» DATA PROVIDED:
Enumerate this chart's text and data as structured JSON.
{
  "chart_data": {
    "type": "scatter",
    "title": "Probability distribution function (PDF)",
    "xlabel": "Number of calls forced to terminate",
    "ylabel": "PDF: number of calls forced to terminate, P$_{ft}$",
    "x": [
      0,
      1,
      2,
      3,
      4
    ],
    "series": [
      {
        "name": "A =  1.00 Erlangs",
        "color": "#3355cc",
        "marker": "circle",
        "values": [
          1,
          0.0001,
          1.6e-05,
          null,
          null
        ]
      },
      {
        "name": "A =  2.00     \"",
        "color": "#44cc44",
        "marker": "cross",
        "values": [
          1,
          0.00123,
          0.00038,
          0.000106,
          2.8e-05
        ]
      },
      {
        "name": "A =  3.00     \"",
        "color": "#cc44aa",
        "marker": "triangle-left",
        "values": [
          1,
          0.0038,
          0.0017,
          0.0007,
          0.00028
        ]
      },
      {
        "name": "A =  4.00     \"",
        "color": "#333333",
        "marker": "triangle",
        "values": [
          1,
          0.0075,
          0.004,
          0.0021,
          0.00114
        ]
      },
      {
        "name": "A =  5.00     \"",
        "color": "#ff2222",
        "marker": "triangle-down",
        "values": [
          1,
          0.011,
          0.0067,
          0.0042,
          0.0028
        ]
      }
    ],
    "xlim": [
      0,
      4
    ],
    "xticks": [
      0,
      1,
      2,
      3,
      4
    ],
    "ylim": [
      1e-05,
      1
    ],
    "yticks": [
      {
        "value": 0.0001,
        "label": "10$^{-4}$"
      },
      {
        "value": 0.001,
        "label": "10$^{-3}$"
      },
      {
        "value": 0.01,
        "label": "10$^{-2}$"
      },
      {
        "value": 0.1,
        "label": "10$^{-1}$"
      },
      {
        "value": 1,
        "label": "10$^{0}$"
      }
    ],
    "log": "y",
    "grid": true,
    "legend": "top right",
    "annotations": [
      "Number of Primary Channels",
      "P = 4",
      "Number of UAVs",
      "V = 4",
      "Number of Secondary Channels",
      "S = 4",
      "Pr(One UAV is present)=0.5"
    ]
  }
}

» EXERCISE OBJECTIVE: Copy each line above that contains the string "color".

» RESULT:
        "color": "#3355cc",
        "color": "#44cc44",
        "color": "#cc44aa",
        "color": "#333333",
        "color": "#ff2222",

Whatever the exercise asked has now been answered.